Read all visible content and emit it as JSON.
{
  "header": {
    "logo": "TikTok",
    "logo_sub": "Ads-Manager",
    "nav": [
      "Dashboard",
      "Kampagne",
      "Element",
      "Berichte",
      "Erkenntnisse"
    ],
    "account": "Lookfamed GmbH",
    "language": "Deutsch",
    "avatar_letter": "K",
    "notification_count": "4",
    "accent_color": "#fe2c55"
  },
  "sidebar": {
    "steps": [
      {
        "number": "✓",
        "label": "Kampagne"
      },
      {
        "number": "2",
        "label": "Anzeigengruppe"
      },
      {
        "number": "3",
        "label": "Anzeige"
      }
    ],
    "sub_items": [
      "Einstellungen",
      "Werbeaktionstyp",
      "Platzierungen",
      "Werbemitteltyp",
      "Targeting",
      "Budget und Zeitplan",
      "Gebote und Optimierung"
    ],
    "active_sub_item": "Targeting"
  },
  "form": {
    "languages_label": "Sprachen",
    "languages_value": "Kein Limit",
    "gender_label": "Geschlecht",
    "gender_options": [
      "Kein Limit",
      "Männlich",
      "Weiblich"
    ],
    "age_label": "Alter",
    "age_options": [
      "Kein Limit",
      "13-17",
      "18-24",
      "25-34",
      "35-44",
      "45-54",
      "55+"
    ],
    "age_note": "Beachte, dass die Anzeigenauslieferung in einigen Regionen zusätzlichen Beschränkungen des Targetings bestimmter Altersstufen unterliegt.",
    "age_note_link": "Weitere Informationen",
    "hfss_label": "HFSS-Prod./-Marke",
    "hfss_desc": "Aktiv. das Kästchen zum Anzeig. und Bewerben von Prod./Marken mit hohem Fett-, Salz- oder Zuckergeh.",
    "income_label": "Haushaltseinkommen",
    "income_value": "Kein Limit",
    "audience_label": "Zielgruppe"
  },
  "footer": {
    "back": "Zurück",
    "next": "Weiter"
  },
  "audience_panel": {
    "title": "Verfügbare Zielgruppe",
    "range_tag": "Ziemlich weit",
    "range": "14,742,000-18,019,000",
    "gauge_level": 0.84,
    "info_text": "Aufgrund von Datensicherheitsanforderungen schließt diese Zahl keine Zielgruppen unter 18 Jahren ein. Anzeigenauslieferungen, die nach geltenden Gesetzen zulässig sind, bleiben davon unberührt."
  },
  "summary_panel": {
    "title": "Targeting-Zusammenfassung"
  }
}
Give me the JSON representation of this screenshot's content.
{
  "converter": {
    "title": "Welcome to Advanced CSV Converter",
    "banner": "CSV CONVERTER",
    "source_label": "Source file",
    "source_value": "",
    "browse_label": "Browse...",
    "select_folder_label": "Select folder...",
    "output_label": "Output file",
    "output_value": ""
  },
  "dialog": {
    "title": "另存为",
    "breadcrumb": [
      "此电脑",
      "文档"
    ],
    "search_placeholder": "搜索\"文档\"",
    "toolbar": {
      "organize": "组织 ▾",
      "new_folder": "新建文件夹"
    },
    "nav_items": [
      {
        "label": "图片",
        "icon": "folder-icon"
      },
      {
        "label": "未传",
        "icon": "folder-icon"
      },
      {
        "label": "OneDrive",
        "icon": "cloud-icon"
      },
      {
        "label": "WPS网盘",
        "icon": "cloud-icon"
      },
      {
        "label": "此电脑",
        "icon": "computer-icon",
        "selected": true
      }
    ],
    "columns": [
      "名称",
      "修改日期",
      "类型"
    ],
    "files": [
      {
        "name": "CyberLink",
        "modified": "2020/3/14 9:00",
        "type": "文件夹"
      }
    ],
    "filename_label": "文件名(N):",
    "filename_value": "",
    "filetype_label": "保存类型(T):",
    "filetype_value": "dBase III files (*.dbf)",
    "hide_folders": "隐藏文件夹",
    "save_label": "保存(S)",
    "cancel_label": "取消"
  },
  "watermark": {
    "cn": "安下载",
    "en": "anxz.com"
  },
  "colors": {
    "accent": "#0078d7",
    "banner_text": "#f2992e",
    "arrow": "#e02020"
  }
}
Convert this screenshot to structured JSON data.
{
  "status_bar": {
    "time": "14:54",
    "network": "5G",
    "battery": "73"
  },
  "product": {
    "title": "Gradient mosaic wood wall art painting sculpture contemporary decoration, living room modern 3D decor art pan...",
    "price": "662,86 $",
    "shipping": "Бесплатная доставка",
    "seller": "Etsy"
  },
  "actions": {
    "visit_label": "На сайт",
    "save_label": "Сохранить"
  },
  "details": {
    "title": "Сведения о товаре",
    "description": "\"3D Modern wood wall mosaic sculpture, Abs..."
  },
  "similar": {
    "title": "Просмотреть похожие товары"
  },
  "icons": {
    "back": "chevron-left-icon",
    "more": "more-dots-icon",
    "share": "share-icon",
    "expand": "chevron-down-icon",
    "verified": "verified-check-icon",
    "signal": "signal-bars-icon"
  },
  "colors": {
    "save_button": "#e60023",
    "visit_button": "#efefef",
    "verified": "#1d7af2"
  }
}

§ **Work to be completed**
Your task is to give the records above again, exactly.

§ **Solved exercise**
Read all visible content and emit it as JSON.
{
  "header": {
    "logo": "TikTok",
    "logo_sub": "Ads-Manager",
    "nav": [
      "Dashboard",
      "Kampagne",
      "Element",
      "Berichte",
      "Erkenntnisse"
    ],
    "account": "Lookfamed GmbH",
    "language": "Deutsch",
    "avatar_letter": "K",
    "notification_count": "4",
    "accent_color": "#fe2c55"
  },
  "sidebar": {
    "steps": [
      {
        "number": "✓",
        "label": "Kampagne"
      },
      {
        "number": "2",
        "label": "Anzeigengruppe"
      },
      {
        "number": "3",
        "label": "Anzeige"
      }
    ],
    "sub_items": [
      "Einstellungen",
      "Werbeaktionstyp",
      "Platzierungen",
      "Werbemitteltyp",
      "Targeting",
      "Budget und Zeitplan",
      "Gebote und Optimierung"
    ],
    "active_sub_item": "Targeting"
  },
  "form": {
    "languages_label": "Sprachen",
    "languages_value": "Kein Limit",
    "gender_label": "Geschlecht",
    "gender_options": [
      "Kein Limit",
      "Männlich",
      "Weiblich"
    ],
    "age_label": "Alter",
    "age_options": [
      "Kein Limit",
      "13-17",
      "18-24",
      "25-34",
      "35-44",
      "45-54",
      "55+"
    ],
    "age_note": "Beachte, dass die Anzeigenauslieferung in einigen Regionen zusätzlichen Beschränkungen des Targetings bestimmter Altersstufen unterliegt.",
    "age_note_link": "Weitere Informationen",
    "hfss_label": "HFSS-Prod./-Marke",
    "hfss_desc": "Aktiv. das Kästchen zum Anzeig. und Bewerben von Prod./Marken mit hohem Fett-, Salz- oder Zuckergeh.",
    "income_label": "Haushaltseinkommen",
    "income_value": "Kein Limit",
    "audience_label": "Zielgruppe"
  },
  "footer": {
    "back": "Zurück",
    "next": "Weiter"
  },
  "audience_panel": {
    "title": "Verfügbare Zielgruppe",
    "range_tag": "Ziemlich weit",
    "range": "14,742,000-18,019,000",
    "gauge_level": 0.84,
    "info_text": "Aufgrund von Datensicherheitsanforderungen schließt diese Zahl keine Zielgruppen unter 18 Jahren ein. Anzeigenauslieferungen, die nach geltenden Gesetzen zulässig sind, bleiben davon unberührt."
  },
  "summary_panel": {
    "title": "Targeting-Zusammenfassung"
  }
}
Give me the JSON representation of this screenshot's content.
{
  "converter": {
    "title": "Welcome to Advanced CSV Converter",
    "banner": "CSV CONVERTER",
    "source_label": "Source file",
    "source_value": "",
    "browse_label": "Browse...",
    "select_folder_label": "Select folder...",
    "output_label": "Output file",
    "output_value": ""
  },
  "dialog": {
    "title": "另存为",
    "breadcrumb": [
      "此电脑",
      "文档"
    ],
    "search_placeholder": "搜索\"文档\"",
    "toolbar": {
      "organize": "组织 ▾",
      "new_folder": "新建文件夹"
    },
    "nav_items": [
      {
        "label": "图片",
        "icon": "folder-icon"
      },
      {
        "label": "未传",
        "icon": "folder-icon"
      },
      {
        "label": "OneDrive",
        "icon": "cloud-icon"
      },
      {
        "label": "WPS网盘",
        "icon": "cloud-icon"
      },
      {
        "label": "此电脑",
        "icon": "computer-icon",
        "selected": true
      }
    ],
    "columns": [
      "名称",
      "修改日期",
      "类型"
    ],
    "files": [
      {
        "name": "CyberLink",
        "modified": "2020/3/14 9:00",
        "type": "文件夹"
      }
    ],
    "filename_label": "文件名(N):",
    "filename_value": "",
    "filetype_label": "保存类型(T):",
    "filetype_value": "dBase III files (*.dbf)",
    "hide_folders": "隐藏文件夹",
    "save_label": "保存(S)",
    "cancel_label": "取消"
  },
  "watermark": {
    "cn": "安下载",
    "en": "anxz.com"
  },
  "colors": {
    "accent": "#0078d7",
    "banner_text": "#f2992e",
    "arrow": "#e02020"
  }
}
Convert this screenshot to structured JSON data.
{
  "status_bar": {
    "time": "14:54",
    "network": "5G",
    "battery": "73"
  },
  "product": {
    "title": "Gradient mosaic wood wall art painting sculpture contemporary decoration, living room modern 3D decor art pan...",
    "price": "662,86 $",
    "shipping": "Бесплатная доставка",
    "seller": "Etsy"
  },
  "actions": {
    "visit_label": "На сайт",
    "save_label": "Сохранить"
  },
  "details": {
    "title": "Сведения о товаре",
    "description": "\"3D Modern wood wall mosaic sculpture, Abs..."
  },
  "similar": {
    "title": "Просмотреть похожие товары"
  },
  "icons": {
    "back": "chevron-left-icon",
    "more": "more-dots-icon",
    "share": "share-icon",
    "expand": "chevron-down-icon",
    "verified": "verified-check-icon",
    "signal": "signal-bars-icon"
  },
  "colors": {
    "save_button": "#e60023",
    "visit_button": "#efefef",
    "verified": "#1d7af2"
  }
}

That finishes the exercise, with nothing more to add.